Goal of the exercise
Within this material, how many lines have the string "cube" in them? The answer is a number, with nothing added.

═════ Extracted data

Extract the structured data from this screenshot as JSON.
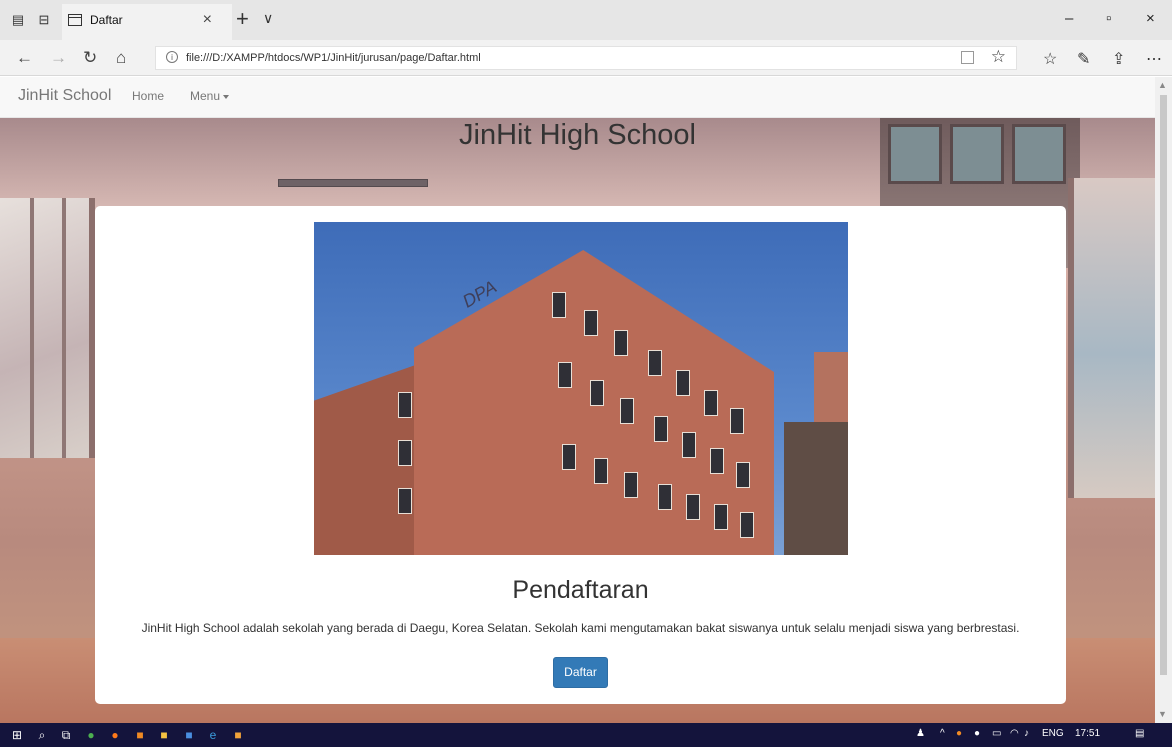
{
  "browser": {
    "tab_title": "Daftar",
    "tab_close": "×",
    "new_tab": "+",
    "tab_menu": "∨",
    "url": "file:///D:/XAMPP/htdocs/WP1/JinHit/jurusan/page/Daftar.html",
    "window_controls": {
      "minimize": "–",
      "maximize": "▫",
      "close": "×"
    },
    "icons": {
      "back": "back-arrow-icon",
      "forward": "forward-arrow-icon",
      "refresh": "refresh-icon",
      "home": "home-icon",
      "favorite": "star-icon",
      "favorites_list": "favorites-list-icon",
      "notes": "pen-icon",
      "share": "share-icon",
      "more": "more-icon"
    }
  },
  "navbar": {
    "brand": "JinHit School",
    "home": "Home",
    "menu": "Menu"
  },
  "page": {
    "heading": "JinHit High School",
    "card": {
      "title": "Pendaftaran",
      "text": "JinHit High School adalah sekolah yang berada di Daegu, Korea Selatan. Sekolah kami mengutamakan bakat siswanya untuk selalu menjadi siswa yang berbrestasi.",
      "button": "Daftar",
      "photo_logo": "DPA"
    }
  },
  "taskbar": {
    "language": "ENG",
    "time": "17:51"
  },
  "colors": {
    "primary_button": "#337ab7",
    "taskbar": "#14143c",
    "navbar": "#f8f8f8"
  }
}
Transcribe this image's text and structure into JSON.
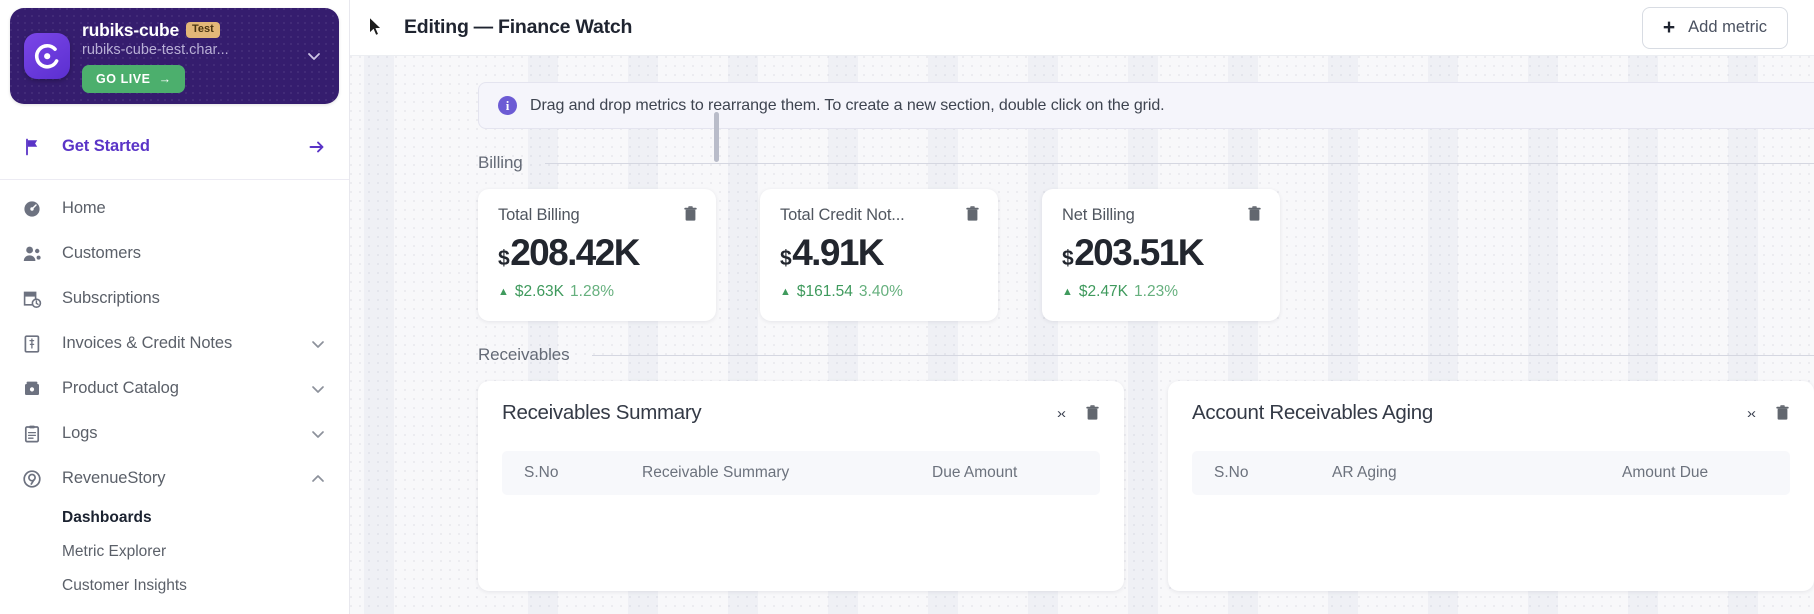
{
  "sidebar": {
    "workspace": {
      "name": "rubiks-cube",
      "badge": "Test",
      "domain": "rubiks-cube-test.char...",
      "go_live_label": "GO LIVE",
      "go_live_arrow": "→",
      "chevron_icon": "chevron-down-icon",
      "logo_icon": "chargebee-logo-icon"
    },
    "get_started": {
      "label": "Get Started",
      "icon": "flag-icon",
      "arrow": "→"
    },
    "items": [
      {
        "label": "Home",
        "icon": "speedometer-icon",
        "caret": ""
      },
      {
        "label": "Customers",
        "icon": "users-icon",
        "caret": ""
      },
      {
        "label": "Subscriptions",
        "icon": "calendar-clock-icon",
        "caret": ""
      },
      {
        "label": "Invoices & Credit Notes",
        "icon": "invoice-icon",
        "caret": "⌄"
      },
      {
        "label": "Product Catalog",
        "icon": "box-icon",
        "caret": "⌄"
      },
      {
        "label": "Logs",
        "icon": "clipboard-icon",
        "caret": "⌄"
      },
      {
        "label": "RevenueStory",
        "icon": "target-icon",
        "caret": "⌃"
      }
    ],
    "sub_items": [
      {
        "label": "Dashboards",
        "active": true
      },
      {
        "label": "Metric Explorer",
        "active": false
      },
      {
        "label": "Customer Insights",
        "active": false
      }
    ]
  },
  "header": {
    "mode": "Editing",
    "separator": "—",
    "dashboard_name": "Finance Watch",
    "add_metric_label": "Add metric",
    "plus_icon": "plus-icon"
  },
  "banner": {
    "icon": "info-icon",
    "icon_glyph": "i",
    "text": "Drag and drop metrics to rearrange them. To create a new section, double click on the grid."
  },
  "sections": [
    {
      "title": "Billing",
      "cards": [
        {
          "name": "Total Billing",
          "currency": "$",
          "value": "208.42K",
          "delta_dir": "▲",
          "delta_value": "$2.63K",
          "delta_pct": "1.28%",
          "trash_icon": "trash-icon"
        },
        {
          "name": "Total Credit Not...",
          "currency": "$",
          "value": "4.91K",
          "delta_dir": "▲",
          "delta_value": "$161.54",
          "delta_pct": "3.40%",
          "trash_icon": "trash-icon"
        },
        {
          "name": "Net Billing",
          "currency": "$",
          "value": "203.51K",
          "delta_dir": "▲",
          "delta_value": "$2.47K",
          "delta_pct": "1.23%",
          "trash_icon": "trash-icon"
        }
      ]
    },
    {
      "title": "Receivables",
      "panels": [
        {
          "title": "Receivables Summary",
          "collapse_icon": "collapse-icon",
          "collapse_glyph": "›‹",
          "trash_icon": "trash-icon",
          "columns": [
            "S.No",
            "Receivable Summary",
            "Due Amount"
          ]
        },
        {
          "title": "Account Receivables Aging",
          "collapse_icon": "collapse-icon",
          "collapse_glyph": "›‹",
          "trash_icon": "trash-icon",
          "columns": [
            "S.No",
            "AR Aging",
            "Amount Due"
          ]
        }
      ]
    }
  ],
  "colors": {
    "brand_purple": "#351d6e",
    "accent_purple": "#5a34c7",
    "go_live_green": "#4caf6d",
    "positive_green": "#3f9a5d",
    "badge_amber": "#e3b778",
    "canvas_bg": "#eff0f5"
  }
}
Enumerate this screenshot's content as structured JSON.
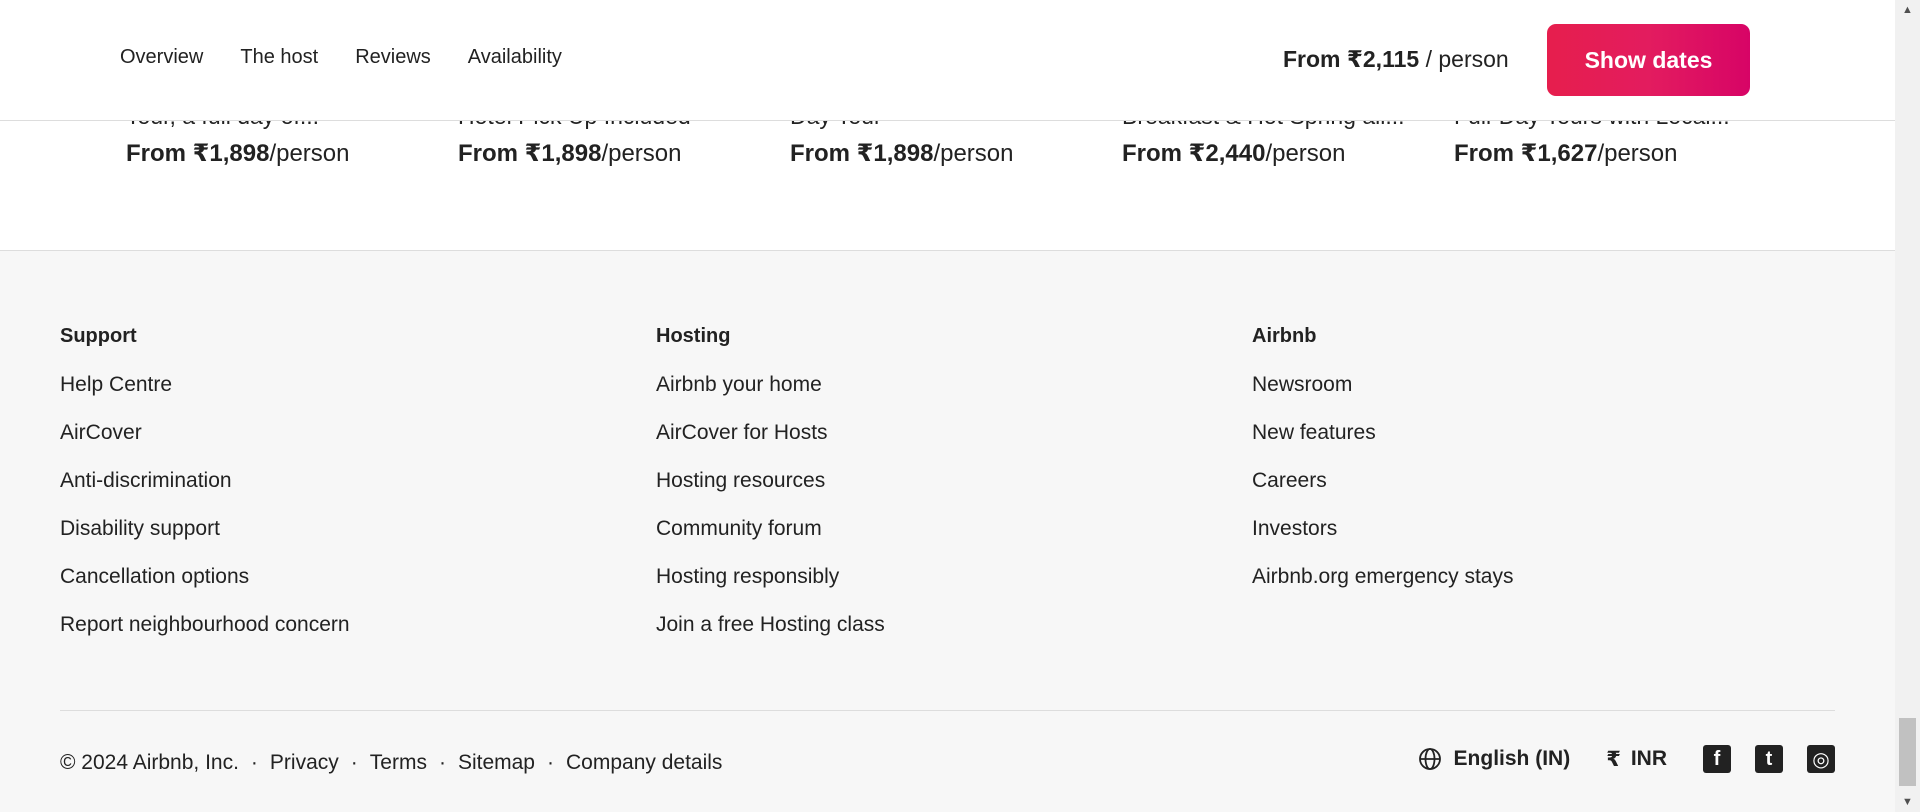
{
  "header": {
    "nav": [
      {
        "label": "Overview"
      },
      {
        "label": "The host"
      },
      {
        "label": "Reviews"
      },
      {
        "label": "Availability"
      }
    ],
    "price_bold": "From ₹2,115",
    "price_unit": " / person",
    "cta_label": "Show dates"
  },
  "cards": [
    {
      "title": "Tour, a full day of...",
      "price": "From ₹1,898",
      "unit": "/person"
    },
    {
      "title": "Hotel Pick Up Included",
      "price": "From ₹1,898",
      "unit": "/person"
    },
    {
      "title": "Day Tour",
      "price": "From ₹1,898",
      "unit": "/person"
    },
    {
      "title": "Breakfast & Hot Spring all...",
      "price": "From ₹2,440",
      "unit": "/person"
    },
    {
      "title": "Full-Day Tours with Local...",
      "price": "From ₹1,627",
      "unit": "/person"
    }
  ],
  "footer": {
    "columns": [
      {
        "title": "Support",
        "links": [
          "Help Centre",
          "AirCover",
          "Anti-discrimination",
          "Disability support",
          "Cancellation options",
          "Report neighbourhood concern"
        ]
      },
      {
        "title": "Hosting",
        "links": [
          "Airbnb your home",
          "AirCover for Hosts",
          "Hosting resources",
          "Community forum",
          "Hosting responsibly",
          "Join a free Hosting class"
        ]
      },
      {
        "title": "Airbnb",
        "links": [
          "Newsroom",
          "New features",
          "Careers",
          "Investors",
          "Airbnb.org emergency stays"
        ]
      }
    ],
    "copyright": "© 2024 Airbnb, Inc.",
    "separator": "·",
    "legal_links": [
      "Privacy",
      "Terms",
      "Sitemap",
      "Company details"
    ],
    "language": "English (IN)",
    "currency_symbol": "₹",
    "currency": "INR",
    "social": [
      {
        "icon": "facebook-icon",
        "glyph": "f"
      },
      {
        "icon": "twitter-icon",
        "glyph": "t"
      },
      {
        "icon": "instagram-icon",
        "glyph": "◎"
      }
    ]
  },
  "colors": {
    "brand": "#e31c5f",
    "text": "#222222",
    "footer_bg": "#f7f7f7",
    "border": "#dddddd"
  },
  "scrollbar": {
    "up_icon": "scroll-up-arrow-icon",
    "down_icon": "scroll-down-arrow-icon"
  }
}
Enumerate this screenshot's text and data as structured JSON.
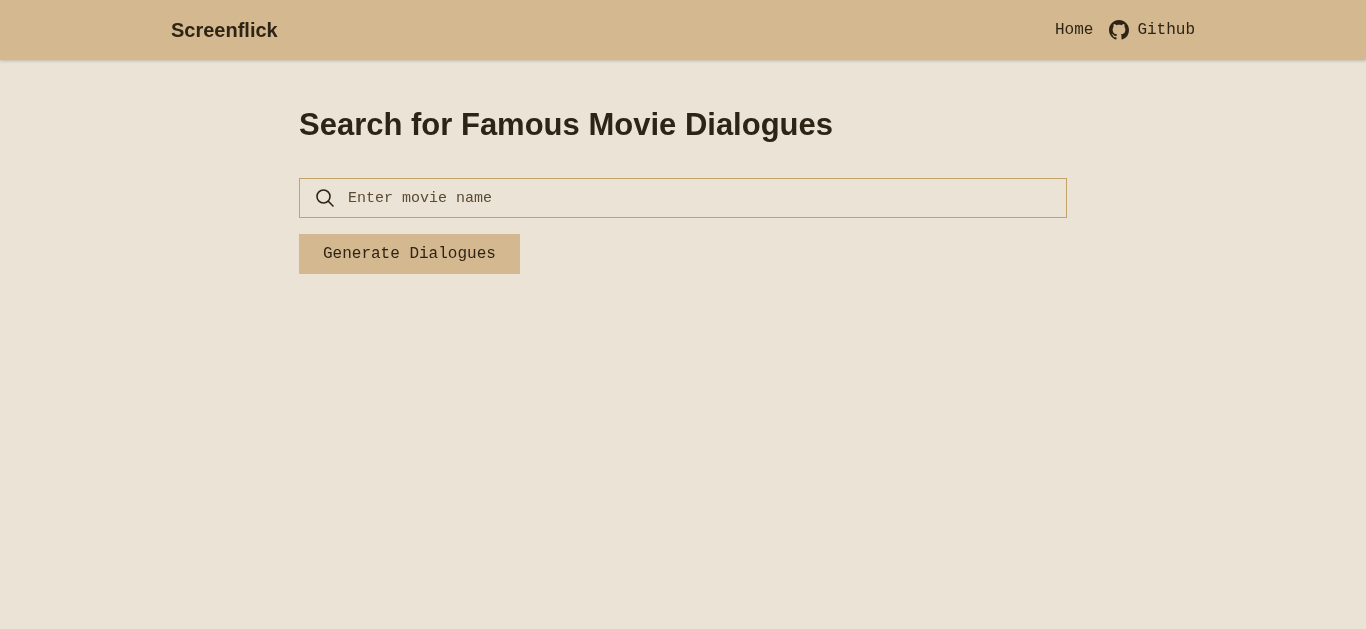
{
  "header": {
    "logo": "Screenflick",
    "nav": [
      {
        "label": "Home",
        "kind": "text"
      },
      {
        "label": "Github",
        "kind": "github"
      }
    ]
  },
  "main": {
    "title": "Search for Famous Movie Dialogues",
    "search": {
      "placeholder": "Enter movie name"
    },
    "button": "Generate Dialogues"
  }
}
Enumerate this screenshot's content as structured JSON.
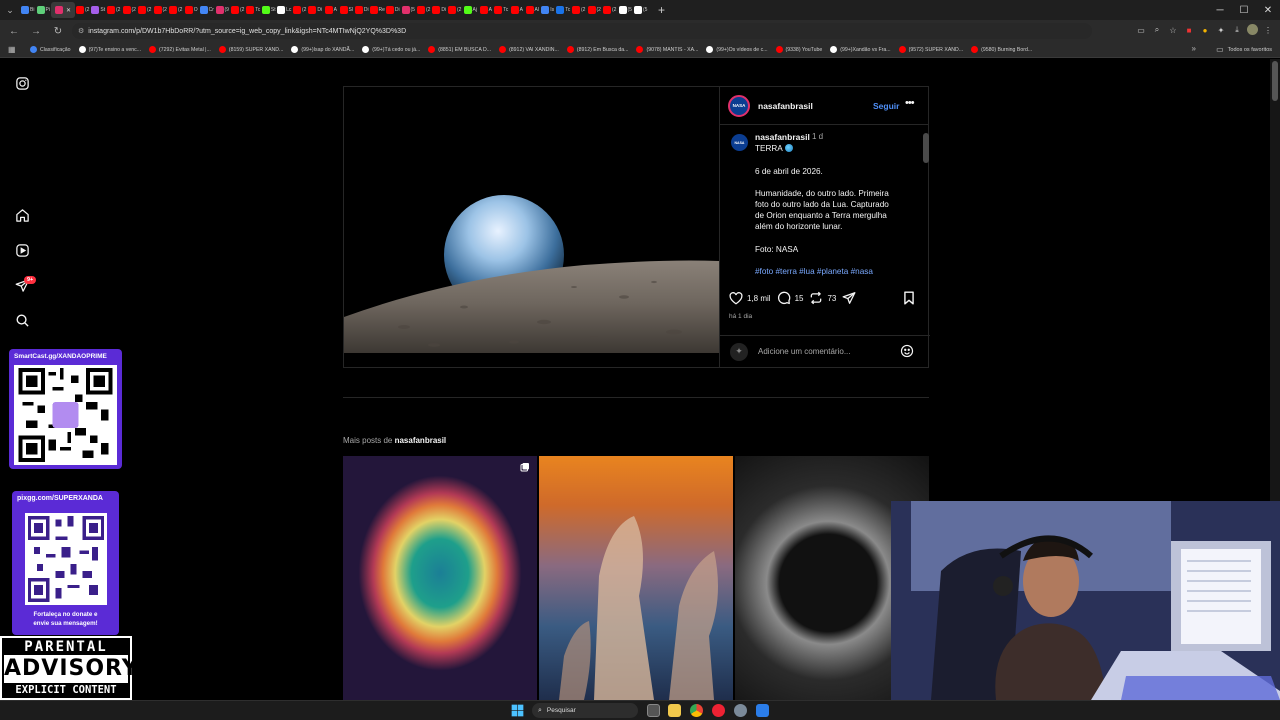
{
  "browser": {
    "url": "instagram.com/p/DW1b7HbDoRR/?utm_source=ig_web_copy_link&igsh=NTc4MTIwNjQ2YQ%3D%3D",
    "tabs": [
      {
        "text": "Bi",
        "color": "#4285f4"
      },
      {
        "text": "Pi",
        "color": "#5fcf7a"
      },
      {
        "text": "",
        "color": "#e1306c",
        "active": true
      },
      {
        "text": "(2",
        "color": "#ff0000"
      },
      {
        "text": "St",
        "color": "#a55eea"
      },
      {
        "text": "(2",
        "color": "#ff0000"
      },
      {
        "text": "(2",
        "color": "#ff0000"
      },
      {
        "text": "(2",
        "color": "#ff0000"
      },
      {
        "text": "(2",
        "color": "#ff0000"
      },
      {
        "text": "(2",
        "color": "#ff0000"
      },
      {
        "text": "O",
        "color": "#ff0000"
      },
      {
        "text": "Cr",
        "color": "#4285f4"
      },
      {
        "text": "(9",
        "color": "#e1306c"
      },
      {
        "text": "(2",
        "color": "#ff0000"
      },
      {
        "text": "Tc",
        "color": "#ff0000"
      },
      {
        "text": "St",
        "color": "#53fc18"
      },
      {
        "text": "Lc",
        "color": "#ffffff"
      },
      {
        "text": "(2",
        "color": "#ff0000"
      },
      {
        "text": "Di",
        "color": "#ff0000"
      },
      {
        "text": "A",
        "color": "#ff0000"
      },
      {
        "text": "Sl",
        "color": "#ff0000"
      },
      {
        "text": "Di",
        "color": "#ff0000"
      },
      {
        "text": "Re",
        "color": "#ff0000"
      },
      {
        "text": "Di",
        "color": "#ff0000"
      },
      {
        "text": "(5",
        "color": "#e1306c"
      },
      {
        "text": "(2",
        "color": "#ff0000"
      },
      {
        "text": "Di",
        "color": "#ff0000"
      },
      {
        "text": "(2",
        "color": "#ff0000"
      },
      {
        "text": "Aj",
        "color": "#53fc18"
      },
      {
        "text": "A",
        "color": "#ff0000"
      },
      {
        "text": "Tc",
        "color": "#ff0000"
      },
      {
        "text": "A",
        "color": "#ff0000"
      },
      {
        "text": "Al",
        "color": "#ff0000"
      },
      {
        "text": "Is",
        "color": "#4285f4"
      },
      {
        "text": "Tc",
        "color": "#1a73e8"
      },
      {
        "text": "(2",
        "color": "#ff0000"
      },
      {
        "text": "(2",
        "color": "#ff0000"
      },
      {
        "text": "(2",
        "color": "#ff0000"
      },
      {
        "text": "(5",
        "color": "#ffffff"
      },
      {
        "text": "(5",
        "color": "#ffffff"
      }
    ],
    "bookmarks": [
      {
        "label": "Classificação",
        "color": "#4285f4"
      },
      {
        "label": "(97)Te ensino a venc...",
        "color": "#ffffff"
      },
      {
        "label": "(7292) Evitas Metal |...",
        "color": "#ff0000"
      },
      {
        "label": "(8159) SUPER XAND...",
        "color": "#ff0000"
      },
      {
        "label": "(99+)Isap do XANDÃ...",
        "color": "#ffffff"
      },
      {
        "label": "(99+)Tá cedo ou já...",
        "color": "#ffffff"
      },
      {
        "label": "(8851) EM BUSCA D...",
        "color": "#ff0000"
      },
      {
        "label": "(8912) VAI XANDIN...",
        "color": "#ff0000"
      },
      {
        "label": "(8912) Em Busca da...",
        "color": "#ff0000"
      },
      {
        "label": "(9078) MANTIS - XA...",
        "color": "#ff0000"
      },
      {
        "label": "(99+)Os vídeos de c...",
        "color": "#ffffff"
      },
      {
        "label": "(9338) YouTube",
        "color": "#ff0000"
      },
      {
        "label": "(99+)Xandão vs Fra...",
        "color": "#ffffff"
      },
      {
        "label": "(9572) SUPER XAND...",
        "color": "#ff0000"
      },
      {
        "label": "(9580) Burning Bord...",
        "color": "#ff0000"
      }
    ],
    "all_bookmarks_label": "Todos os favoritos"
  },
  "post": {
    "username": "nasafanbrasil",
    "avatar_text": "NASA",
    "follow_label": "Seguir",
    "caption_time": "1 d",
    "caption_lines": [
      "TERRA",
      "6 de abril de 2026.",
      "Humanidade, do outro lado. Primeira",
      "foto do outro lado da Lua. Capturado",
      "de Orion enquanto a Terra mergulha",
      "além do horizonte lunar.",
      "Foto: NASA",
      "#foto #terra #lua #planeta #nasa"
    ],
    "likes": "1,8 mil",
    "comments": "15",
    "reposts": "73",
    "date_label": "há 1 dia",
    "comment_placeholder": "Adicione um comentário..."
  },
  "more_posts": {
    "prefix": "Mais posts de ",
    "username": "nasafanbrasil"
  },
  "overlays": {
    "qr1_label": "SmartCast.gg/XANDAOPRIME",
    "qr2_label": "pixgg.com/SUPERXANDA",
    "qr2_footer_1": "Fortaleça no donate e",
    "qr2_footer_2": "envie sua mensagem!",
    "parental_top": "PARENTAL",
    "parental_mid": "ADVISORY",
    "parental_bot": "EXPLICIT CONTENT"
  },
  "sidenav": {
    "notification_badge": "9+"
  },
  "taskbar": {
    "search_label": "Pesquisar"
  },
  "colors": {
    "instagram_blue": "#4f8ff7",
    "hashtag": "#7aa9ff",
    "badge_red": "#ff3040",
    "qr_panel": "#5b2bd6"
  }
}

══════════

In response
2